Dataset content:
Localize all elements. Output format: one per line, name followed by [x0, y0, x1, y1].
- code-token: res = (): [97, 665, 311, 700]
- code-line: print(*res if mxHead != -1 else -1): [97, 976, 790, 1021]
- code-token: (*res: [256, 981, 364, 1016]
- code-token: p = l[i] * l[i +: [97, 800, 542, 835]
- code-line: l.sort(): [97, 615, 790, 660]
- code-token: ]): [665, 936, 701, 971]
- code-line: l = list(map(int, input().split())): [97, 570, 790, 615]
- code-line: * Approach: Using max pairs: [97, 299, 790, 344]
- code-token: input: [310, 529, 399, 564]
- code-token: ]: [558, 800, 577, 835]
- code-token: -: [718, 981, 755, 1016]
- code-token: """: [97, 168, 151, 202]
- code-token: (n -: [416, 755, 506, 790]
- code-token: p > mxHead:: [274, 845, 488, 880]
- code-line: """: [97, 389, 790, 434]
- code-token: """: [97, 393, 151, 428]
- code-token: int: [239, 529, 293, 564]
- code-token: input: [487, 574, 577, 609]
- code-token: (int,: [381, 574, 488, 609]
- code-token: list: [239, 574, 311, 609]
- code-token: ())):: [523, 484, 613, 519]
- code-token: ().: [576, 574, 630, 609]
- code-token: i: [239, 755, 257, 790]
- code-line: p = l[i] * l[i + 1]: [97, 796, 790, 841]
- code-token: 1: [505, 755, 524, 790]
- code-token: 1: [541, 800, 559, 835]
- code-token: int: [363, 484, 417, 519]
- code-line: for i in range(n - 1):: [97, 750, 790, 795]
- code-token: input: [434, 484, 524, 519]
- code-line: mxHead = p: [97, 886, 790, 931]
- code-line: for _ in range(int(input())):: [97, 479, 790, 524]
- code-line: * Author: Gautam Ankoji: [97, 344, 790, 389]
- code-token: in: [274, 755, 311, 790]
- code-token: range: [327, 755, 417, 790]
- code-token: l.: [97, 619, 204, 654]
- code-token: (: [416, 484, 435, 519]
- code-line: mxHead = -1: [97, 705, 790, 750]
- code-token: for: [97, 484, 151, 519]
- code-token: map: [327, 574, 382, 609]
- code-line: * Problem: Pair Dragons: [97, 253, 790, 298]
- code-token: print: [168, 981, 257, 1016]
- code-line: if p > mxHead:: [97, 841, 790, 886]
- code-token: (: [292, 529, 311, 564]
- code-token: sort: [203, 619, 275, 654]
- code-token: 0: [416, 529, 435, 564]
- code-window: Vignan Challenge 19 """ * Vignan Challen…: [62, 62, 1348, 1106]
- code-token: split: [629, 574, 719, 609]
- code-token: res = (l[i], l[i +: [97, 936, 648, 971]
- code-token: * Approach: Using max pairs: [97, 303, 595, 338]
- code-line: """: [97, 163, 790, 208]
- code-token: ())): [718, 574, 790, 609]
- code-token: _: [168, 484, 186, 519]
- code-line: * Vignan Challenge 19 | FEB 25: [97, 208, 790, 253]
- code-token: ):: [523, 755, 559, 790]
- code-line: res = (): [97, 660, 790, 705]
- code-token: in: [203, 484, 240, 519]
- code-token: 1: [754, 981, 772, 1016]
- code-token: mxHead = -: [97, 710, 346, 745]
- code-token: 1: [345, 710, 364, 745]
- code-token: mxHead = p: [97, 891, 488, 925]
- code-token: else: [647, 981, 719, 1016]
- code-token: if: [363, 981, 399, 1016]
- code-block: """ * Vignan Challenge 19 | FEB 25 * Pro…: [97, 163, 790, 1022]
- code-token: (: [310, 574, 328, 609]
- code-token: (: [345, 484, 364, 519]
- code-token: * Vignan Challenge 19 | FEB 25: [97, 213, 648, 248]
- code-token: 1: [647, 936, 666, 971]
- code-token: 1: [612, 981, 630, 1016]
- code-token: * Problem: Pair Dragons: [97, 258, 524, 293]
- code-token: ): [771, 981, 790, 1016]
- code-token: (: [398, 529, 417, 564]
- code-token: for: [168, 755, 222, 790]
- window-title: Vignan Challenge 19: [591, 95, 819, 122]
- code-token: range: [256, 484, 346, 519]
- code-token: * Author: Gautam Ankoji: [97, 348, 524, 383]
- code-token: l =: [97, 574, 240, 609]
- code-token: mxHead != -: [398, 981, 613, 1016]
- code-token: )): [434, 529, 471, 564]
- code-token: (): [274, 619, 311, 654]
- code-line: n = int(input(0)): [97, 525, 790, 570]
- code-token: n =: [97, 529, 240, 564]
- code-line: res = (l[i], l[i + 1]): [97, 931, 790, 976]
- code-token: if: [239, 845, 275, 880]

Short problem: Please return each line of the items above, copied character for character.

Answer for this exercise:
Localize all elements. Output format: one per line, name followed by [x0, y0, x1, y1].
- code-token: res = (): [97, 665, 311, 700]
- code-line: print(*res if mxHead != -1 else -1): [97, 976, 790, 1021]
- code-token: (*res: [256, 981, 364, 1016]
- code-token: p = l[i] * l[i +: [97, 800, 542, 835]
- code-line: l.sort(): [97, 615, 790, 660]
- code-token: ]): [665, 936, 701, 971]
- code-line: l = list(map(int, input().split())): [97, 570, 790, 615]
- code-line: * Approach: Using max pairs: [97, 299, 790, 344]
- code-token: input: [310, 529, 399, 564]
- code-token: ]: [558, 800, 577, 835]
- code-token: -: [718, 981, 755, 1016]
- code-token: """: [97, 168, 151, 202]
- code-token: (n -: [416, 755, 506, 790]
- code-token: p > mxHead:: [274, 845, 488, 880]
- code-line: """: [97, 389, 790, 434]
- code-token: """: [97, 393, 151, 428]
- code-token: int: [239, 529, 293, 564]
- code-token: input: [487, 574, 577, 609]
- code-token: (int,: [381, 574, 488, 609]
- code-token: list: [239, 574, 311, 609]
- code-token: ())):: [523, 484, 613, 519]
- code-token: ().: [576, 574, 630, 609]
- code-token: i: [239, 755, 257, 790]
- code-line: p = l[i] * l[i + 1]: [97, 796, 790, 841]
- code-token: 1: [505, 755, 524, 790]
- code-token: 1: [541, 800, 559, 835]
- code-token: int: [363, 484, 417, 519]
- code-line: for i in range(n - 1):: [97, 750, 790, 795]
- code-token: input: [434, 484, 524, 519]
- code-line: mxHead = p: [97, 886, 790, 931]
- code-line: for _ in range(int(input())):: [97, 479, 790, 524]
- code-line: * Author: Gautam Ankoji: [97, 344, 790, 389]
- code-token: in: [274, 755, 311, 790]
- code-token: range: [327, 755, 417, 790]
- code-token: l.: [97, 619, 204, 654]
- code-token: (: [416, 484, 435, 519]
- code-line: mxHead = -1: [97, 705, 790, 750]
- code-token: for: [97, 484, 151, 519]
- code-token: map: [327, 574, 382, 609]
- code-line: * Problem: Pair Dragons: [97, 253, 790, 298]
- code-token: print: [168, 981, 257, 1016]
- code-line: if p > mxHead:: [97, 841, 790, 886]
- code-token: (: [292, 529, 311, 564]
- code-token: sort: [203, 619, 275, 654]
- code-token: 0: [416, 529, 435, 564]
- code-window: Vignan Challenge 19 """ * Vignan Challen…: [62, 62, 1348, 1106]
- code-token: split: [629, 574, 719, 609]
- code-token: res = (l[i], l[i +: [97, 936, 648, 971]
- code-token: * Approach: Using max pairs: [97, 303, 595, 338]
- code-line: """: [97, 163, 790, 208]
- code-token: ())): [718, 574, 790, 609]
- code-token: _: [168, 484, 186, 519]
- code-line: * Vignan Challenge 19 | FEB 25: [97, 208, 790, 253]
- code-token: ):: [523, 755, 559, 790]
- code-line: res = (): [97, 660, 790, 705]
- code-token: in: [203, 484, 240, 519]
- code-token: 1: [754, 981, 772, 1016]
- code-token: mxHead = -: [97, 710, 346, 745]
- code-token: 1: [345, 710, 364, 745]
- code-token: mxHead = p: [97, 891, 488, 925]
- code-token: else: [647, 981, 719, 1016]
- code-token: if: [363, 981, 399, 1016]
- code-block: """ * Vignan Challenge 19 | FEB 25 * Pro…: [97, 163, 790, 1022]
- code-token: (: [310, 574, 328, 609]
- code-token: (: [345, 484, 364, 519]
- code-token: * Vignan Challenge 19 | FEB 25: [97, 213, 648, 248]
- code-token: 1: [647, 936, 666, 971]
- code-token: 1: [612, 981, 630, 1016]
- code-token: * Problem: Pair Dragons: [97, 258, 524, 293]
- code-token: ): [771, 981, 790, 1016]
- code-token: (: [398, 529, 417, 564]
- code-token: for: [168, 755, 222, 790]
- window-title: Vignan Challenge 19: [591, 95, 819, 122]
- code-token: range: [256, 484, 346, 519]
- code-token: * Author: Gautam Ankoji: [97, 348, 524, 383]
- code-token: l =: [97, 574, 240, 609]
- code-token: mxHead != -: [398, 981, 613, 1016]
- code-token: )): [434, 529, 471, 564]
- code-token: (): [274, 619, 311, 654]
- code-line: n = int(input(0)): [97, 525, 790, 570]
- code-token: n =: [97, 529, 240, 564]
- code-line: res = (l[i], l[i + 1]): [97, 931, 790, 976]
- code-token: if: [239, 845, 275, 880]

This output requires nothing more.